# Set problem
Render the material again word for word, skipping the pictures in it.
____ Rows
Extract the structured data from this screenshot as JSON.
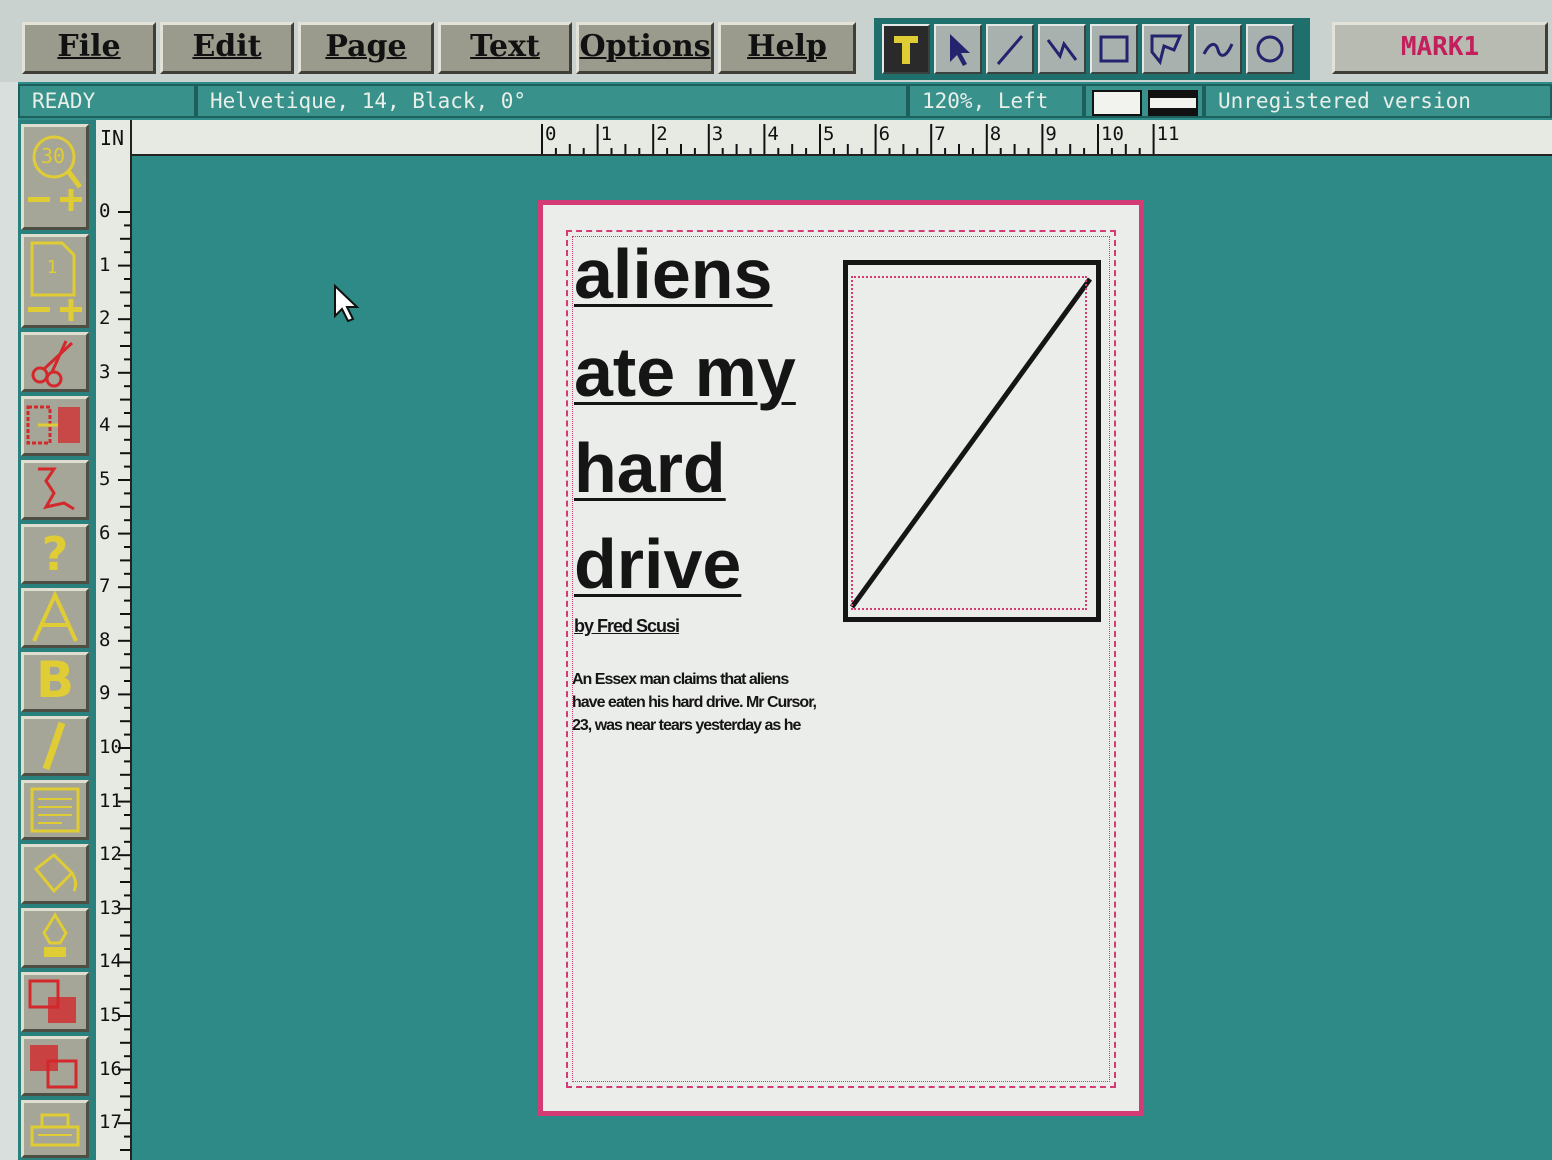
{
  "menu": {
    "items": [
      {
        "label": "File"
      },
      {
        "label": "Edit"
      },
      {
        "label": "Page"
      },
      {
        "label": "Text"
      },
      {
        "label": "Options"
      },
      {
        "label": "Help"
      }
    ]
  },
  "tools": [
    {
      "name": "text-tool",
      "active": true
    },
    {
      "name": "pointer-tool"
    },
    {
      "name": "line-tool"
    },
    {
      "name": "zigzag-line-tool"
    },
    {
      "name": "rectangle-tool"
    },
    {
      "name": "polygon-tool"
    },
    {
      "name": "freehand-tool"
    },
    {
      "name": "ellipse-tool"
    }
  ],
  "document_name": "MARK1",
  "status": {
    "state": "READY",
    "font_info": "Helvetique, 14, Black, 0°",
    "zoom_align": "120%, Left",
    "registration": "Unregistered version"
  },
  "toolbox": {
    "zoom_level": "30",
    "page_number": "1"
  },
  "ruler": {
    "unit": "IN",
    "horizontal_ticks": [
      "0",
      "1",
      "2",
      "3",
      "4",
      "5",
      "6",
      "7",
      "8",
      "9",
      "10",
      "11"
    ],
    "vertical_ticks": [
      "0",
      "1",
      "2",
      "3",
      "4",
      "5",
      "6",
      "7",
      "8",
      "9",
      "10",
      "11",
      "12",
      "13",
      "14",
      "15",
      "16",
      "17"
    ]
  },
  "article": {
    "headline_lines": [
      "aliens",
      "ate my",
      "hard",
      "drive"
    ],
    "byline": "by Fred Scusi",
    "body": "An Essex man claims that aliens have eaten his hard drive.  Mr Cursor, 23, was near tears yesterday as he"
  },
  "colors": {
    "desktop": "#2e8a86",
    "page_border": "#d23b73",
    "icon_yellow": "#e0cc35",
    "document_name": "#c21f5c"
  }
}
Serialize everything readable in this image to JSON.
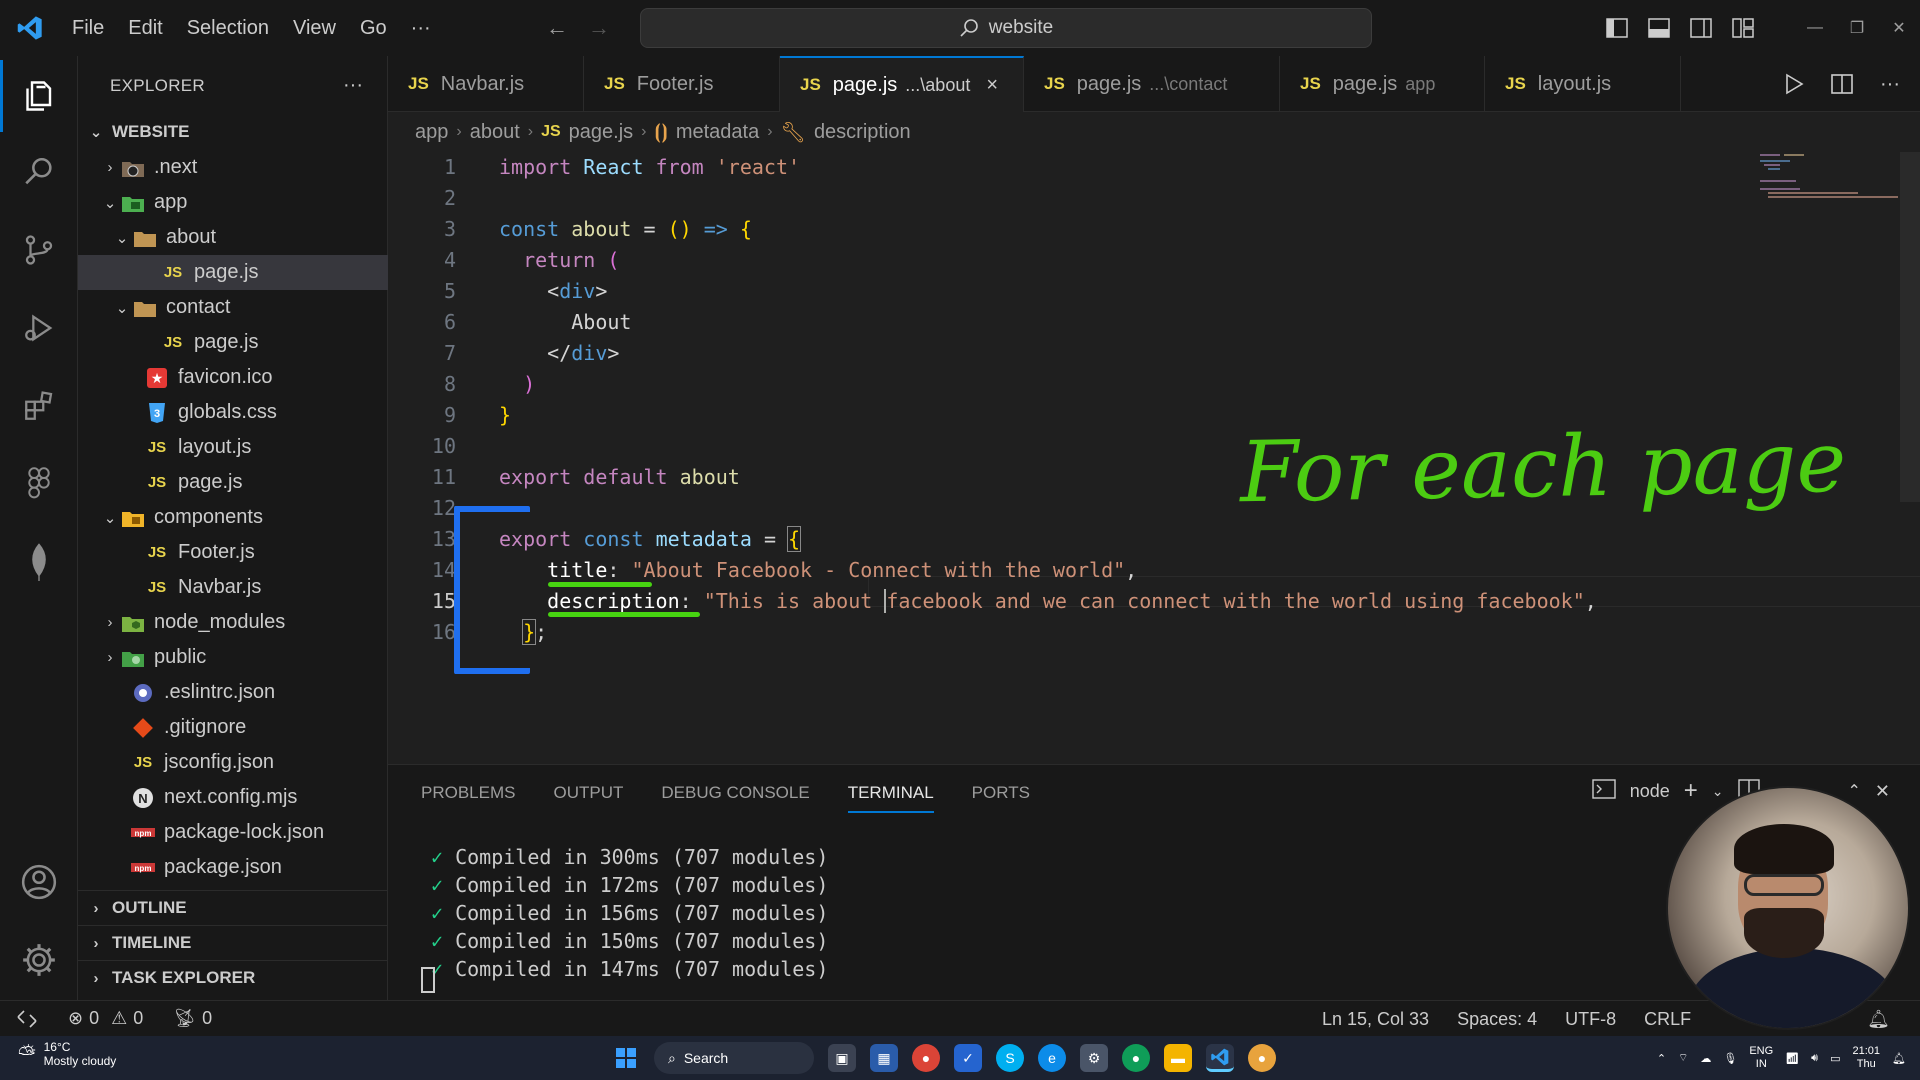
{
  "titlebar": {
    "menu": [
      "File",
      "Edit",
      "Selection",
      "View",
      "Go"
    ],
    "more": "···",
    "search_text": "website"
  },
  "sidebar": {
    "title": "EXPLORER",
    "more": "···",
    "root": "WEBSITE",
    "items": [
      {
        "label": ".next",
        "icon": "folder-next-icon"
      },
      {
        "label": "app",
        "icon": "folder-app-icon"
      },
      {
        "label": "about",
        "icon": "folder-icon"
      },
      {
        "label": "page.js",
        "icon": "js-file-icon"
      },
      {
        "label": "contact",
        "icon": "folder-icon"
      },
      {
        "label": "page.js",
        "icon": "js-file-icon"
      },
      {
        "label": "favicon.ico",
        "icon": "star-file-icon"
      },
      {
        "label": "globals.css",
        "icon": "css-file-icon"
      },
      {
        "label": "layout.js",
        "icon": "js-file-icon"
      },
      {
        "label": "page.js",
        "icon": "js-file-icon"
      },
      {
        "label": "components",
        "icon": "folder-components-icon"
      },
      {
        "label": "Footer.js",
        "icon": "js-file-icon"
      },
      {
        "label": "Navbar.js",
        "icon": "js-file-icon"
      },
      {
        "label": "node_modules",
        "icon": "folder-node-icon"
      },
      {
        "label": "public",
        "icon": "folder-public-icon"
      },
      {
        "label": ".eslintrc.json",
        "icon": "eslint-file-icon"
      },
      {
        "label": ".gitignore",
        "icon": "git-file-icon"
      },
      {
        "label": "jsconfig.json",
        "icon": "json-file-icon"
      },
      {
        "label": "next.config.mjs",
        "icon": "next-file-icon"
      },
      {
        "label": "package-lock.json",
        "icon": "npm-file-icon"
      },
      {
        "label": "package.json",
        "icon": "npm-file-icon"
      }
    ],
    "sections": [
      "OUTLINE",
      "TIMELINE",
      "TASK EXPLORER"
    ]
  },
  "tabs": [
    {
      "label": "Navbar.js",
      "desc": "",
      "icon": "JS"
    },
    {
      "label": "Footer.js",
      "desc": "",
      "icon": "JS"
    },
    {
      "label": "page.js",
      "desc": "...\\about",
      "icon": "JS",
      "close": "×"
    },
    {
      "label": "page.js",
      "desc": "...\\contact",
      "icon": "JS"
    },
    {
      "label": "page.js",
      "desc": "app",
      "icon": "JS"
    },
    {
      "label": "layout.js",
      "desc": "",
      "icon": "JS"
    }
  ],
  "breadcrumb": [
    "app",
    "about",
    "page.js",
    "metadata",
    "description"
  ],
  "editor": {
    "line_numbers": [
      "1",
      "2",
      "3",
      "4",
      "5",
      "6",
      "7",
      "8",
      "9",
      "10",
      "11",
      "12",
      "13",
      "14",
      "15",
      "16"
    ],
    "current_line": 15
  },
  "panel": {
    "tabs": [
      "PROBLEMS",
      "OUTPUT",
      "DEBUG CONSOLE",
      "TERMINAL",
      "PORTS"
    ],
    "terminal_name": "node",
    "terminal_lines": [
      "Compiled in 300ms (707 modules)",
      "Compiled in 172ms (707 modules)",
      "Compiled in 156ms (707 modules)",
      "Compiled in 150ms (707 modules)",
      "Compiled in 147ms (707 modules)"
    ]
  },
  "statusbar": {
    "errors": "0",
    "warnings": "0",
    "ports": "0",
    "position": "Ln 15, Col 33",
    "spaces": "Spaces: 4",
    "encoding": "UTF-8",
    "eol": "CRLF"
  },
  "annotation": {
    "handwriting": "For each page"
  },
  "taskbar": {
    "temperature": "16°C",
    "weather": "Mostly cloudy",
    "search": "Search",
    "lang1": "ENG",
    "lang2": "IN",
    "time": "21:01",
    "day": "Thu"
  },
  "colors": {
    "accent": "#0078d4",
    "annotation_green": "#4ccc12",
    "annotation_blue": "#1f6ff0"
  }
}
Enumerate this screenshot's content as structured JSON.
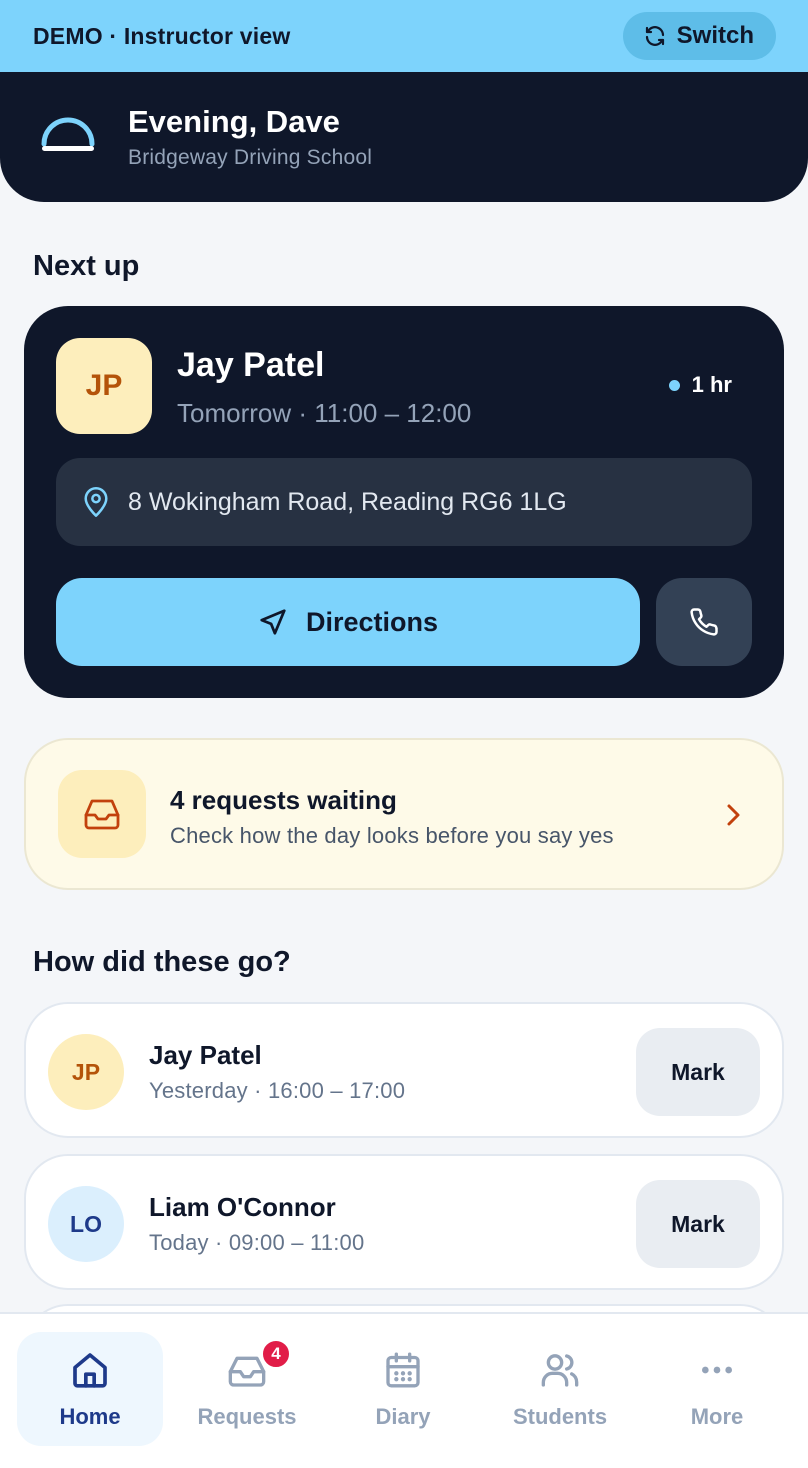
________
# Written reply
Extract the structured data from this screenshot as JSON.
{
  "menu": {
    "items": [
      {
        "label": "File"
      },
      {
        "label": "Edit"
      },
      {
        "label": "Page"
      },
      {
        "label": "Text"
      },
      {
        "label": "Options"
      },
      {
        "label": "Help"
      }
    ]
  },
  "tools": [
    {
      "name": "text-tool",
      "active": true
    },
    {
      "name": "pointer-tool"
    },
    {
      "name": "line-tool"
    },
    {
      "name": "zigzag-line-tool"
    },
    {
      "name": "rectangle-tool"
    },
    {
      "name": "polygon-tool"
    },
    {
      "name": "freehand-tool"
    },
    {
      "name": "ellipse-tool"
    }
  ],
  "document_name": "MARK1",
  "status": {
    "state": "READY",
    "font_info": "Helvetique, 14, Black, 0°",
    "zoom_align": "120%, Left",
    "registration": "Unregistered version"
  },
  "toolbox": {
    "zoom_level": "30",
    "page_number": "1"
  },
  "ruler": {
    "unit": "IN",
    "horizontal_ticks": [
      "0",
      "1",
      "2",
      "3",
      "4",
      "5",
      "6",
      "7",
      "8",
      "9",
      "10",
      "11"
    ],
    "vertical_ticks": [
      "0",
      "1",
      "2",
      "3",
      "4",
      "5",
      "6",
      "7",
      "8",
      "9",
      "10",
      "11",
      "12",
      "13",
      "14",
      "15",
      "16",
      "17"
    ]
  },
  "article": {
    "headline_lines": [
      "aliens",
      "ate my",
      "hard",
      "drive"
    ],
    "byline": "by Fred Scusi",
    "body": "An Essex man claims that aliens have eaten his hard drive.  Mr Cursor, 23, was near tears yesterday as he"
  },
  "colors": {
    "desktop": "#2e8a86",
    "page_border": "#d23b73",
    "icon_yellow": "#e0cc35",
    "document_name": "#c21f5c"
  }
}
Serialize everything readable in this image to JSON.
{
  "titlebar": {
    "menu": [
      "File",
      "Edit",
      "Selection",
      "View",
      "Go"
    ],
    "more": "···",
    "search_text": "website"
  },
  "sidebar": {
    "title": "EXPLORER",
    "more": "···",
    "root": "WEBSITE",
    "items": [
      {
        "label": ".next",
        "icon": "folder-next-icon"
      },
      {
        "label": "app",
        "icon": "folder-app-icon"
      },
      {
        "label": "about",
        "icon": "folder-icon"
      },
      {
        "label": "page.js",
        "icon": "js-file-icon"
      },
      {
        "label": "contact",
        "icon": "folder-icon"
      },
      {
        "label": "page.js",
        "icon": "js-file-icon"
      },
      {
        "label": "favicon.ico",
        "icon": "star-file-icon"
      },
      {
        "label": "globals.css",
        "icon": "css-file-icon"
      },
      {
        "label": "layout.js",
        "icon": "js-file-icon"
      },
      {
        "label": "page.js",
        "icon": "js-file-icon"
      },
      {
        "label": "components",
        "icon": "folder-components-icon"
      },
      {
        "label": "Footer.js",
        "icon": "js-file-icon"
      },
      {
        "label": "Navbar.js",
        "icon": "js-file-icon"
      },
      {
        "label": "node_modules",
        "icon": "folder-node-icon"
      },
      {
        "label": "public",
        "icon": "folder-public-icon"
      },
      {
        "label": ".eslintrc.json",
        "icon": "eslint-file-icon"
      },
      {
        "label": ".gitignore",
        "icon": "git-file-icon"
      },
      {
        "label": "jsconfig.json",
        "icon": "json-file-icon"
      },
      {
        "label": "next.config.mjs",
        "icon": "next-file-icon"
      },
      {
        "label": "package-lock.json",
        "icon": "npm-file-icon"
      },
      {
        "label": "package.json",
        "icon": "npm-file-icon"
      }
    ],
    "sections": [
      "OUTLINE",
      "TIMELINE",
      "TASK EXPLORER"
    ]
  },
  "tabs": [
    {
      "label": "Navbar.js",
      "desc": "",
      "icon": "JS"
    },
    {
      "label": "Footer.js",
      "desc": "",
      "icon": "JS"
    },
    {
      "label": "page.js",
      "desc": "...\\about",
      "icon": "JS",
      "close": "×"
    },
    {
      "label": "page.js",
      "desc": "...\\contact",
      "icon": "JS"
    },
    {
      "label": "page.js",
      "desc": "app",
      "icon": "JS"
    },
    {
      "label": "layout.js",
      "desc": "",
      "icon": "JS"
    }
  ],
  "breadcrumb": [
    "app",
    "about",
    "page.js",
    "metadata",
    "description"
  ],
  "editor": {
    "line_numbers": [
      "1",
      "2",
      "3",
      "4",
      "5",
      "6",
      "7",
      "8",
      "9",
      "10",
      "11",
      "12",
      "13",
      "14",
      "15",
      "16"
    ],
    "current_line": 15
  },
  "panel": {
    "tabs": [
      "PROBLEMS",
      "OUTPUT",
      "DEBUG CONSOLE",
      "TERMINAL",
      "PORTS"
    ],
    "terminal_name": "node",
    "terminal_lines": [
      "Compiled in 300ms (707 modules)",
      "Compiled in 172ms (707 modules)",
      "Compiled in 156ms (707 modules)",
      "Compiled in 150ms (707 modules)",
      "Compiled in 147ms (707 modules)"
    ]
  },
  "statusbar": {
    "errors": "0",
    "warnings": "0",
    "ports": "0",
    "position": "Ln 15, Col 33",
    "spaces": "Spaces: 4",
    "encoding": "UTF-8",
    "eol": "CRLF"
  },
  "annotation": {
    "handwriting": "For each page"
  },
  "taskbar": {
    "temperature": "16°C",
    "weather": "Mostly cloudy",
    "search": "Search",
    "lang1": "ENG",
    "lang2": "IN",
    "time": "21:01",
    "day": "Thu"
  },
  "colors": {
    "accent": "#0078d4",
    "annotation_green": "#4ccc12",
    "annotation_blue": "#1f6ff0"
  }
}
Enumerate this screenshot's content as structured JSON.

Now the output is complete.